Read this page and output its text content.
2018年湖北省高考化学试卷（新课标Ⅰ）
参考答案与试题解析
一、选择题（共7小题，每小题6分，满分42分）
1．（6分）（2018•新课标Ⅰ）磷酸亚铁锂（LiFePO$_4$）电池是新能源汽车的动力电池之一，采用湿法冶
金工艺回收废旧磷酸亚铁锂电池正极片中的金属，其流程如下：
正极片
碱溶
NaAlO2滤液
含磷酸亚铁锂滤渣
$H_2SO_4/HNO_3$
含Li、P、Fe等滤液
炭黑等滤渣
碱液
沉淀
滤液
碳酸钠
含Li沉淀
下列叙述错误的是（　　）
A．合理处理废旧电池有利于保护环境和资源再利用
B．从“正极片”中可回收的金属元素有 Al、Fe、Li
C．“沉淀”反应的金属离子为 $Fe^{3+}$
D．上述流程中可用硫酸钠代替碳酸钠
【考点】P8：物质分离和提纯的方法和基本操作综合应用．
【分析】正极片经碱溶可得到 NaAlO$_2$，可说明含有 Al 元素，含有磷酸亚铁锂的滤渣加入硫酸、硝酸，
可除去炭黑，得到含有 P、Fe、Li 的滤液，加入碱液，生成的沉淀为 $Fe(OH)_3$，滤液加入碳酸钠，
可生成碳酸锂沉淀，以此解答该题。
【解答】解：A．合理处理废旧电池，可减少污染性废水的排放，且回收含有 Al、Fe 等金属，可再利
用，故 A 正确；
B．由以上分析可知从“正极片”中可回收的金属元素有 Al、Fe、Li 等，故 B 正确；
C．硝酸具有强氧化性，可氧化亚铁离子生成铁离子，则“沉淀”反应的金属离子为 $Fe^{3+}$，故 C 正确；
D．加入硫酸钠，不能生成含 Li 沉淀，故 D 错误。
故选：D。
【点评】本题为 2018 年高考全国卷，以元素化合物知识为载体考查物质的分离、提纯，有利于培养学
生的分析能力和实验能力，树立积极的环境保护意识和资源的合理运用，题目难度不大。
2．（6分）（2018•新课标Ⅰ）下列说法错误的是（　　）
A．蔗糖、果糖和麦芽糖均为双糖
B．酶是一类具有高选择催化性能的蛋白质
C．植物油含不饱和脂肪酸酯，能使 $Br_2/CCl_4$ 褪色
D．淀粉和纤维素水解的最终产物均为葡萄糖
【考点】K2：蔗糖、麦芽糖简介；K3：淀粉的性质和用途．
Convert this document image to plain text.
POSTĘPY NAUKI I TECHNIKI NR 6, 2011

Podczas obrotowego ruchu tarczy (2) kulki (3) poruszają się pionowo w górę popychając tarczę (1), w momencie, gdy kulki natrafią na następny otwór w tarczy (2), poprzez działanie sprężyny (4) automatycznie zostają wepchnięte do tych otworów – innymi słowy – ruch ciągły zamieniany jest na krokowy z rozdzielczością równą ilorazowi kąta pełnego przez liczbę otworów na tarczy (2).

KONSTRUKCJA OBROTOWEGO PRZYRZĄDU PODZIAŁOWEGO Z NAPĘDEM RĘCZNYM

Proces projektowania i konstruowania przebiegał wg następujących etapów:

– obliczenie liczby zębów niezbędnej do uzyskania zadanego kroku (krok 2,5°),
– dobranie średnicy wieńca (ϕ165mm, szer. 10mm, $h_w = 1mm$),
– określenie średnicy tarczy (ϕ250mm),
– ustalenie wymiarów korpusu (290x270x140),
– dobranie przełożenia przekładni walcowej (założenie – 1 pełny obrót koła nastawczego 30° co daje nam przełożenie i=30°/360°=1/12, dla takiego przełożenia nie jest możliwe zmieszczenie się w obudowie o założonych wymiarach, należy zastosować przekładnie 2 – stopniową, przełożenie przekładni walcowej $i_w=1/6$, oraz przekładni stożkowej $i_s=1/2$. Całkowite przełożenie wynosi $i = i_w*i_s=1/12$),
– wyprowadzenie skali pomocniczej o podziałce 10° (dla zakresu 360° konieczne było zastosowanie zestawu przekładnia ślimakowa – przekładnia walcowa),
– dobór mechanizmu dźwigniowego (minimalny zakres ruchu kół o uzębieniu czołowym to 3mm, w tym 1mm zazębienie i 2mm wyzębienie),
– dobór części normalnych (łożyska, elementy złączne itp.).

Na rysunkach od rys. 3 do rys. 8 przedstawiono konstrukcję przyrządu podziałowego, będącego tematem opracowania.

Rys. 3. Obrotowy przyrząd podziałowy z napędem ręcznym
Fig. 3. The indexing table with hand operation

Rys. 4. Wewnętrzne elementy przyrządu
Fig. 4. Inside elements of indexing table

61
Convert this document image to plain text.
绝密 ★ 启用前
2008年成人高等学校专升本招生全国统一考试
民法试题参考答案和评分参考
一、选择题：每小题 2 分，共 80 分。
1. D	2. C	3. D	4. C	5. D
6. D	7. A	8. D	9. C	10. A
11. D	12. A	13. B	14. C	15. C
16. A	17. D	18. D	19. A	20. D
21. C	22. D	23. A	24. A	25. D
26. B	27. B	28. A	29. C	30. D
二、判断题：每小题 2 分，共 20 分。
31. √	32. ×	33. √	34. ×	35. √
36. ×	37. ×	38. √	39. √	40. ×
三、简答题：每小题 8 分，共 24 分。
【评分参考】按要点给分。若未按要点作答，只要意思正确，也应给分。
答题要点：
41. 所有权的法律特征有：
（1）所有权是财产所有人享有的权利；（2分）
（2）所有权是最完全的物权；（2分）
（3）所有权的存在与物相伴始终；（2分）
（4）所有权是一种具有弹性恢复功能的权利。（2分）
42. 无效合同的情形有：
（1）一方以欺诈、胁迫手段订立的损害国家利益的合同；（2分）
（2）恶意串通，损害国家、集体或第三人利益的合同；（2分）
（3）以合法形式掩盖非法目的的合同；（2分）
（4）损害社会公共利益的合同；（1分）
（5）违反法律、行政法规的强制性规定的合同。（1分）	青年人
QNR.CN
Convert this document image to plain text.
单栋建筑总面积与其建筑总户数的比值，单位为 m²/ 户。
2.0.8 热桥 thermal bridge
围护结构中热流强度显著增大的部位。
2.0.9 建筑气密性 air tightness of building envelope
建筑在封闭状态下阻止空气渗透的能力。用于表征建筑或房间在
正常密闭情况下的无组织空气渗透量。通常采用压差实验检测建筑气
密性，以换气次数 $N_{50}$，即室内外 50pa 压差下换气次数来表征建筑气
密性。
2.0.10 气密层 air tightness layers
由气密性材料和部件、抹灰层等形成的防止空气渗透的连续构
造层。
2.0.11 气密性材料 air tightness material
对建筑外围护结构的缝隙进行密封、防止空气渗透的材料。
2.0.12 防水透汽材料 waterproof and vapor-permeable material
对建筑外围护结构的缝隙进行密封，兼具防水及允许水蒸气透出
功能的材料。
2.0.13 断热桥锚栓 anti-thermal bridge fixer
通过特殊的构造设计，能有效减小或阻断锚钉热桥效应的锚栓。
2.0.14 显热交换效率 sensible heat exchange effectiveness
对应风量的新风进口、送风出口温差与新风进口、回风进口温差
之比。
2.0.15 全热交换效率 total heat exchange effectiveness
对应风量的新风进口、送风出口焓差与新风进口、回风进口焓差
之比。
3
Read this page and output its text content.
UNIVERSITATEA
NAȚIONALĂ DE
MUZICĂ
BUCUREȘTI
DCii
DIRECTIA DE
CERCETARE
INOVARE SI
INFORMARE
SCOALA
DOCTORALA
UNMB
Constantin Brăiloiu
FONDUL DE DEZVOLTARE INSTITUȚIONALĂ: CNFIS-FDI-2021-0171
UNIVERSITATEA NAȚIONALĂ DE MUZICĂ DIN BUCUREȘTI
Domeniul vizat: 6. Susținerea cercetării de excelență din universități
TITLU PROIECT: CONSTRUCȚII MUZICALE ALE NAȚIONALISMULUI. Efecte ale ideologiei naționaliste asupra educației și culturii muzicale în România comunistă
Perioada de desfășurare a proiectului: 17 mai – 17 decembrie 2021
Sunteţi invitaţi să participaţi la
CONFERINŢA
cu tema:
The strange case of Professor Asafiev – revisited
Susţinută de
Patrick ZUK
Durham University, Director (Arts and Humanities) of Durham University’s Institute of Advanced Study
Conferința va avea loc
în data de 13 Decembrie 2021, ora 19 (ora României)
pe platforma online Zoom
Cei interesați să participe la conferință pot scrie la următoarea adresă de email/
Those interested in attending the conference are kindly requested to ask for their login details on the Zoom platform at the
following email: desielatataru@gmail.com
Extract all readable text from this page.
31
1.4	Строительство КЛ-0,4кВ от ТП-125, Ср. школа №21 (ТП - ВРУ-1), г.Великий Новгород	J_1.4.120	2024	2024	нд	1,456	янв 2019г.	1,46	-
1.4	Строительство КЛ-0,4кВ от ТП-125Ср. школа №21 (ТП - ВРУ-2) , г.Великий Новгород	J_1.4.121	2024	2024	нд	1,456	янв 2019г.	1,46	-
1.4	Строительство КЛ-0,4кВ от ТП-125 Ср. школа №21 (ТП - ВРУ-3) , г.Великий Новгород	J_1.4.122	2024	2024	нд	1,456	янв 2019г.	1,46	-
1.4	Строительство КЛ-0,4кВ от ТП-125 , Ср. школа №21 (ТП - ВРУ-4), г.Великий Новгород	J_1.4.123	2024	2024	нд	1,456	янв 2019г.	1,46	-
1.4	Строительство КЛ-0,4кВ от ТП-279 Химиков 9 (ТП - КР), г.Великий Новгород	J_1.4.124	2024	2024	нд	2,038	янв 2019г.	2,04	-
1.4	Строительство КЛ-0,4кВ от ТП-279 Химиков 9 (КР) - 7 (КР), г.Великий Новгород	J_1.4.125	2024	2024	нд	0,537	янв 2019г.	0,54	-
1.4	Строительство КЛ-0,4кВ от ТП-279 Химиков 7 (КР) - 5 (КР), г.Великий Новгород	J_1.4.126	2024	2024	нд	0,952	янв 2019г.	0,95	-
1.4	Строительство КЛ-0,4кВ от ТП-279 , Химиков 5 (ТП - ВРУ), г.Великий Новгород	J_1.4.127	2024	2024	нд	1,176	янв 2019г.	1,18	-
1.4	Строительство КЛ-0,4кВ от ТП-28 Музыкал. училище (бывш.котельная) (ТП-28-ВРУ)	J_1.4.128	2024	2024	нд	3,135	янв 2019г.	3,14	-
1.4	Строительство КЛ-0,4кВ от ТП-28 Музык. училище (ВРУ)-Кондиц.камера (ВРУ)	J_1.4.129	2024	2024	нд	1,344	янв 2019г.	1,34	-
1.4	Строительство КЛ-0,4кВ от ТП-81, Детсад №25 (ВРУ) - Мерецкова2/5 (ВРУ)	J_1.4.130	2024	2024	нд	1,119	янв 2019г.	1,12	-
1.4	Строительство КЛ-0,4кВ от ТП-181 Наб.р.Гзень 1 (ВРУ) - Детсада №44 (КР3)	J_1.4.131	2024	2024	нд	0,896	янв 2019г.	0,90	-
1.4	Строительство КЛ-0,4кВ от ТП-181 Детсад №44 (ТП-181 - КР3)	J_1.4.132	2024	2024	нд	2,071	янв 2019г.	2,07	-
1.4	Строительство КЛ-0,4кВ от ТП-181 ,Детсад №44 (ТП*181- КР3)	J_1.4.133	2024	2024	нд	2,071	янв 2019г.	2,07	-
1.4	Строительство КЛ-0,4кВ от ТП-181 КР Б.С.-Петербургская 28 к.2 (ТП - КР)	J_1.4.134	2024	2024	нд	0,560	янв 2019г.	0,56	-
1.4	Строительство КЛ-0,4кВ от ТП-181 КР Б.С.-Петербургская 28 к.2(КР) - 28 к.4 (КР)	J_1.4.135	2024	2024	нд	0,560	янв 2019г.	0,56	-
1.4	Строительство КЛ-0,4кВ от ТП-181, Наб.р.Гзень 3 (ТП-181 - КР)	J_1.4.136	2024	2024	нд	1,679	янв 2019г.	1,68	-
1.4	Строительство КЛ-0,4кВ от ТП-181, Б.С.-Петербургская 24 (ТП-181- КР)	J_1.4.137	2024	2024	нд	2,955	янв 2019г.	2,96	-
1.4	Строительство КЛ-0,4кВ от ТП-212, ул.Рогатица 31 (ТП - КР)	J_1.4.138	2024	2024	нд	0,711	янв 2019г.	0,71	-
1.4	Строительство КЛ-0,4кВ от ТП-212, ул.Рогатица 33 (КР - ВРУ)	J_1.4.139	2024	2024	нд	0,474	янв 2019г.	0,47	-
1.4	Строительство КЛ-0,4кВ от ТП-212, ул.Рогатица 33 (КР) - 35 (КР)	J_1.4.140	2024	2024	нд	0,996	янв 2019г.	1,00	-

> **WRITTEN TASK**: Scan the material above for the string "tarczy" and report each line where you find it.

> **FINISHED TASK**:
Podczas obrotowego ruchu tarczy (2) kulki (3) poruszają się pionowo w górę popychając tarczę (1), w momencie, gdy kulki natrafią na następny otwór w tarczy (2), poprzez działanie sprężyny (4) automatycznie zostają wepchnięte do tych otworów – innymi słowy – ruch ciągły zamieniany jest na krokowy z rozdzielczością równą ilorazowi kąta pełnego przez liczbę otworów na tarczy (2).
– określenie średnicy tarczy (ϕ250mm),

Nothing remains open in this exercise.